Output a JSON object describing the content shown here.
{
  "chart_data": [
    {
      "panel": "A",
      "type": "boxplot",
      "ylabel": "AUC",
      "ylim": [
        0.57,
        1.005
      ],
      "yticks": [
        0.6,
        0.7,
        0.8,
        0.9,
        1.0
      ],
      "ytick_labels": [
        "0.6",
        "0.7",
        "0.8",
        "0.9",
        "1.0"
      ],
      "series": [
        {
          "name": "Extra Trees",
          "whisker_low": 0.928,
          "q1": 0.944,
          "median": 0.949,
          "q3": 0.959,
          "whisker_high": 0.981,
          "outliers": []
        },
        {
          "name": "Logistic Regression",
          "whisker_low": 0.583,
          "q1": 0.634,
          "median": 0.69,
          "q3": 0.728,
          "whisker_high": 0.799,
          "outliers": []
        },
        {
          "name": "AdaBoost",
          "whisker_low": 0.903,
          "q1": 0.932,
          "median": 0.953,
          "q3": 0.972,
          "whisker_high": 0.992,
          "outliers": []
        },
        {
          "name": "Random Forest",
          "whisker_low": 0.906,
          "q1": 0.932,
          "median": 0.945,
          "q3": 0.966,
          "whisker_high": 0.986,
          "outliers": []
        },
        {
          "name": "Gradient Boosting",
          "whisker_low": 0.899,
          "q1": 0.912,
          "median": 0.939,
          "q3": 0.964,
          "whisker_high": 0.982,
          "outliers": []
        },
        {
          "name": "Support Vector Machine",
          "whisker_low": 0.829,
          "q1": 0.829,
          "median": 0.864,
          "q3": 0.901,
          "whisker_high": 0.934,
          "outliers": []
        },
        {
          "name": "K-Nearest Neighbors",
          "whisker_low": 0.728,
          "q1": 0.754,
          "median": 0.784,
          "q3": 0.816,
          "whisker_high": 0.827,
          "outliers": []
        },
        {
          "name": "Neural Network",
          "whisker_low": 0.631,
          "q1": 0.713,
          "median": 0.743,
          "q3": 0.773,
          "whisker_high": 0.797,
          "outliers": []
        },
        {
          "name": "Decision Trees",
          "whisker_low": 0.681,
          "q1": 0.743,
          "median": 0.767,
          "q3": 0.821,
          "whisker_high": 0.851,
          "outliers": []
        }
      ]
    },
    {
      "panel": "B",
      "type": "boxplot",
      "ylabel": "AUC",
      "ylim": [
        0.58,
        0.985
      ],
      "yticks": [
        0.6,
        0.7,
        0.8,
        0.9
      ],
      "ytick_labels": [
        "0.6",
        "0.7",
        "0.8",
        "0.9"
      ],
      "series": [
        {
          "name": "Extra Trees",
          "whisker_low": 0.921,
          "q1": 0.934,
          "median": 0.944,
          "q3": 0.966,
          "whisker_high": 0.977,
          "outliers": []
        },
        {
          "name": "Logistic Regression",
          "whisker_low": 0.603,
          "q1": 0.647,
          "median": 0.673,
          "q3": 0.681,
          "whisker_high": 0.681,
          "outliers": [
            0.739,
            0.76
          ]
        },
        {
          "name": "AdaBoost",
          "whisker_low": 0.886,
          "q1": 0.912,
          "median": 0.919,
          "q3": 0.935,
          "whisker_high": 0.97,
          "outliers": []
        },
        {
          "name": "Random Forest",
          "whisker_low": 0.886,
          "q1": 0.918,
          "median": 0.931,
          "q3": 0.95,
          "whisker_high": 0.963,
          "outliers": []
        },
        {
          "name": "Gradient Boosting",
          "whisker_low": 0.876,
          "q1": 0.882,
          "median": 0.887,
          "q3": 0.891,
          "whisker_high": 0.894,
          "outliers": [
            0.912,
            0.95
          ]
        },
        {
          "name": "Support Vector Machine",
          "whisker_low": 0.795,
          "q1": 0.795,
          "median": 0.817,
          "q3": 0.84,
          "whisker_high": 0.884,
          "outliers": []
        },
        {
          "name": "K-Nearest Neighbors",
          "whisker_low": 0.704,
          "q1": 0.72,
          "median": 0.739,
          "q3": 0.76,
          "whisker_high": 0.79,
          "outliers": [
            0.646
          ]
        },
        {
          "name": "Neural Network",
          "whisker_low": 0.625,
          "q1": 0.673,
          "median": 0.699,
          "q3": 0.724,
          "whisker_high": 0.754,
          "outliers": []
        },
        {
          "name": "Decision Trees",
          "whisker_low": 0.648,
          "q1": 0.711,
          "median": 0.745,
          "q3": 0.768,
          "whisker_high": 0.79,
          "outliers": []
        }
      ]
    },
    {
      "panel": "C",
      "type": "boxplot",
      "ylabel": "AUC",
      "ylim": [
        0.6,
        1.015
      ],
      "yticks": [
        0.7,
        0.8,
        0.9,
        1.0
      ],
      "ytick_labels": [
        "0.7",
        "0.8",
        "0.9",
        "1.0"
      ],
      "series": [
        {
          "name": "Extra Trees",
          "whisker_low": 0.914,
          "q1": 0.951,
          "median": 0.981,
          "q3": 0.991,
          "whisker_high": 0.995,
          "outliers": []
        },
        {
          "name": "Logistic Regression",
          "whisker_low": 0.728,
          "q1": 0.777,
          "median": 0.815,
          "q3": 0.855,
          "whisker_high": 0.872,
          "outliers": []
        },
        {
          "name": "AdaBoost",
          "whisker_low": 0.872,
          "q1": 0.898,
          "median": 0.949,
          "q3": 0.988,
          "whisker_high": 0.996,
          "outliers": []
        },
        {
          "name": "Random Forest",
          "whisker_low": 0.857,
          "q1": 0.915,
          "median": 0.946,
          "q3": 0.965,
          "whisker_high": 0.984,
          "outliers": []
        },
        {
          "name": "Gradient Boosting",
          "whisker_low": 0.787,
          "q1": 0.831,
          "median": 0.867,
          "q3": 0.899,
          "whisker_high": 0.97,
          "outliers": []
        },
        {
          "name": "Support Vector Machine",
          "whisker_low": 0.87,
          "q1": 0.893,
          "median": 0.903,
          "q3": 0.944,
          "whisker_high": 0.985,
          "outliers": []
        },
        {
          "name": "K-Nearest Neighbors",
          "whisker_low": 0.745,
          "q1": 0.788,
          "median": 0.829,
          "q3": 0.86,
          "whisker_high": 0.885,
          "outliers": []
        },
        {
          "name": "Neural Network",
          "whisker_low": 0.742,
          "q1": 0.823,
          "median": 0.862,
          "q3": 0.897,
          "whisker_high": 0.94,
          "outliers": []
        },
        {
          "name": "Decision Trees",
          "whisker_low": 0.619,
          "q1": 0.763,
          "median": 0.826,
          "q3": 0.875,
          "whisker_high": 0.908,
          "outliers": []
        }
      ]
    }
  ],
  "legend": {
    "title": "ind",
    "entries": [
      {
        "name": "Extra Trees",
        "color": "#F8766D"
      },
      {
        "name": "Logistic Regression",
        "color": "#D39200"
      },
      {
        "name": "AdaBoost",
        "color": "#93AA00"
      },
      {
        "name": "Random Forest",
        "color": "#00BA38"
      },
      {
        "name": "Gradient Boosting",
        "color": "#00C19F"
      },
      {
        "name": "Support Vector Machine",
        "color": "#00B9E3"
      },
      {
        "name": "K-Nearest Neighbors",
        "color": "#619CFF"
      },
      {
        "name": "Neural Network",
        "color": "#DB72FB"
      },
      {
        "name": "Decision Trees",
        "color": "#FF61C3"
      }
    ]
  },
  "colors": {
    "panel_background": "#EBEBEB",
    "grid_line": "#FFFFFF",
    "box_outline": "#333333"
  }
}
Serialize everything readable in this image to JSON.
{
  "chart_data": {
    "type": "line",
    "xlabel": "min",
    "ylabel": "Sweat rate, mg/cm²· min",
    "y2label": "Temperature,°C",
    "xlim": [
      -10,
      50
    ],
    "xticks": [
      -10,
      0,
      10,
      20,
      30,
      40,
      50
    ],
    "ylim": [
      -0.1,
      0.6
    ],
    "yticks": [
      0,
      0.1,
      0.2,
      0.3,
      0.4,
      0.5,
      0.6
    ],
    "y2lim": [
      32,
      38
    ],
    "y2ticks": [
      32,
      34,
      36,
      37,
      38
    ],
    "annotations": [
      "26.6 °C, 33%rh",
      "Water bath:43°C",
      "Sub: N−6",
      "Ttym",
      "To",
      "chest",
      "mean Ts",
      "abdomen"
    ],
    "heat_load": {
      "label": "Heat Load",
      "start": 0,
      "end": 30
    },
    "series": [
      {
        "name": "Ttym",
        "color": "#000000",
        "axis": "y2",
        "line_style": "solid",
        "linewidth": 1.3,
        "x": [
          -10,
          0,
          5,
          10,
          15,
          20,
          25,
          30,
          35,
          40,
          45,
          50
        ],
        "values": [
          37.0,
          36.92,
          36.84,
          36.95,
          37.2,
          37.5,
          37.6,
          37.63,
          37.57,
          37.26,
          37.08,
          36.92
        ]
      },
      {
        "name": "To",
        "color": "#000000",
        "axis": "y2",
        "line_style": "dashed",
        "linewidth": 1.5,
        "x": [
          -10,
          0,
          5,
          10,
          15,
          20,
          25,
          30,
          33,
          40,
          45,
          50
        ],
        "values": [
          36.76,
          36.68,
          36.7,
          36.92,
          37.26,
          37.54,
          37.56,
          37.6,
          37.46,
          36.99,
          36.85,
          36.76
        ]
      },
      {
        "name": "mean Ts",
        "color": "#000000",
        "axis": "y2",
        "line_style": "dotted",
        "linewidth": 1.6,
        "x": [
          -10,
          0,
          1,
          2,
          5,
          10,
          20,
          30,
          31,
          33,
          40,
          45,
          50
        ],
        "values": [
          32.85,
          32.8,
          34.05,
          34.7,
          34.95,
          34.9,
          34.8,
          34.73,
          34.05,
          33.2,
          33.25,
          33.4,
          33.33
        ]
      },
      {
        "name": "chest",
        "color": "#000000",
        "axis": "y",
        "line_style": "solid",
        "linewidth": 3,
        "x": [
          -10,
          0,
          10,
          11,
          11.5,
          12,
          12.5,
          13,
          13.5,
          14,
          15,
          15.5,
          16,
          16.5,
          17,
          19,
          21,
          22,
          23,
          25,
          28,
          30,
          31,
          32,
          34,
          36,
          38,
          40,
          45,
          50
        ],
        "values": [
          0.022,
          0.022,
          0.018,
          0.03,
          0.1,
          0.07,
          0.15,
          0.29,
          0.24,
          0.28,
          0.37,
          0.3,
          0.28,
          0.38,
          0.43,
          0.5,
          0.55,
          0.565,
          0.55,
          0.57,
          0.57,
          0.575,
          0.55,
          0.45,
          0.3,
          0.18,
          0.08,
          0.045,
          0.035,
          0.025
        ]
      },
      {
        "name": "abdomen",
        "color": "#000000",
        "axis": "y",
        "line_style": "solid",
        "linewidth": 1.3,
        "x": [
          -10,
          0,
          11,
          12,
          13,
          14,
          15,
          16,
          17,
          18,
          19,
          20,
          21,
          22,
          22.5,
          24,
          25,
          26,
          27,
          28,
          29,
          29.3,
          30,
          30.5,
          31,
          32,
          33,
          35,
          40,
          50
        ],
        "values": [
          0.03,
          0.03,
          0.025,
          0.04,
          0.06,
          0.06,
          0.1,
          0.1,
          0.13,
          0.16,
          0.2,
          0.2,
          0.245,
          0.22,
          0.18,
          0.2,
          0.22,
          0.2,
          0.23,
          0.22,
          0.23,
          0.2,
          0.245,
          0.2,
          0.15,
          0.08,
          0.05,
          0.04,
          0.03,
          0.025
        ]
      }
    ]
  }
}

▬▬▬▬▬▬▬▬▬▬

Stated task:
Search the lines for "linewidth". Copy each line that has it.

Answer to the task:
        "linewidth": 1.3,
        "linewidth": 1.5,
        "linewidth": 1.6,
        "linewidth": 3,
        "linewidth": 1.3,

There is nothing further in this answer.